### [Input data]
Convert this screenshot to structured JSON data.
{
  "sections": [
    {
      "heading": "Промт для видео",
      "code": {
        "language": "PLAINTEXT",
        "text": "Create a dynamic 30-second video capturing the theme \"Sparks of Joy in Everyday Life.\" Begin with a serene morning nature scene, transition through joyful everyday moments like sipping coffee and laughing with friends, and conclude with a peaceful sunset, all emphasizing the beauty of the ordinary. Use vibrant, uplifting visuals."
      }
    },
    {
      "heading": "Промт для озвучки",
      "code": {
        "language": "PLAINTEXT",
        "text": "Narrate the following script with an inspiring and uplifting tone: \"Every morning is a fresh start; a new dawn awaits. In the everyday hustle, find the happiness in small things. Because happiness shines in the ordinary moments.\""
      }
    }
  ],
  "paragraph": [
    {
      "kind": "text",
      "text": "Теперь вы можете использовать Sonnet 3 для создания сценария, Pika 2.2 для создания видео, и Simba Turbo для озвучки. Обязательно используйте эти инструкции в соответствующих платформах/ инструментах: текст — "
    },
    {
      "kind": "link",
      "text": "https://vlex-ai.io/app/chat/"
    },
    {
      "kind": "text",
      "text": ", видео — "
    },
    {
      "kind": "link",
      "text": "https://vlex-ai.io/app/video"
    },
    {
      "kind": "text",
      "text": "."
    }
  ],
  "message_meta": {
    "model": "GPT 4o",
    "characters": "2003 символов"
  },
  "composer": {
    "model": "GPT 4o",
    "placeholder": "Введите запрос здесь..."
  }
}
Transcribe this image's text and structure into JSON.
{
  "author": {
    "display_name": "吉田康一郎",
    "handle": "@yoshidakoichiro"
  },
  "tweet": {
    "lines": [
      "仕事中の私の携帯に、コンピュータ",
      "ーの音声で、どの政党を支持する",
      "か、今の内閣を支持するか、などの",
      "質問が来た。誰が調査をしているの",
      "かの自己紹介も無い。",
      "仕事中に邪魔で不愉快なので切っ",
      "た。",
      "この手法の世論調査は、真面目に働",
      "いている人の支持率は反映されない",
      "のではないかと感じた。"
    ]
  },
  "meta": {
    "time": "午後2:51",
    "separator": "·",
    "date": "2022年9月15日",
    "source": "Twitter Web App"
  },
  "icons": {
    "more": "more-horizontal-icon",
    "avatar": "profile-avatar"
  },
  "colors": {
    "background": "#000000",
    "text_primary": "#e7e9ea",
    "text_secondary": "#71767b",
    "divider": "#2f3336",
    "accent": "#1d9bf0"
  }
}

### [The problem]
List each line in the listing that contains the string "https".

### [The reply]
      "text": "https://vlex-ai.io/app/chat/"
      "text": "https://vlex-ai.io/app/video"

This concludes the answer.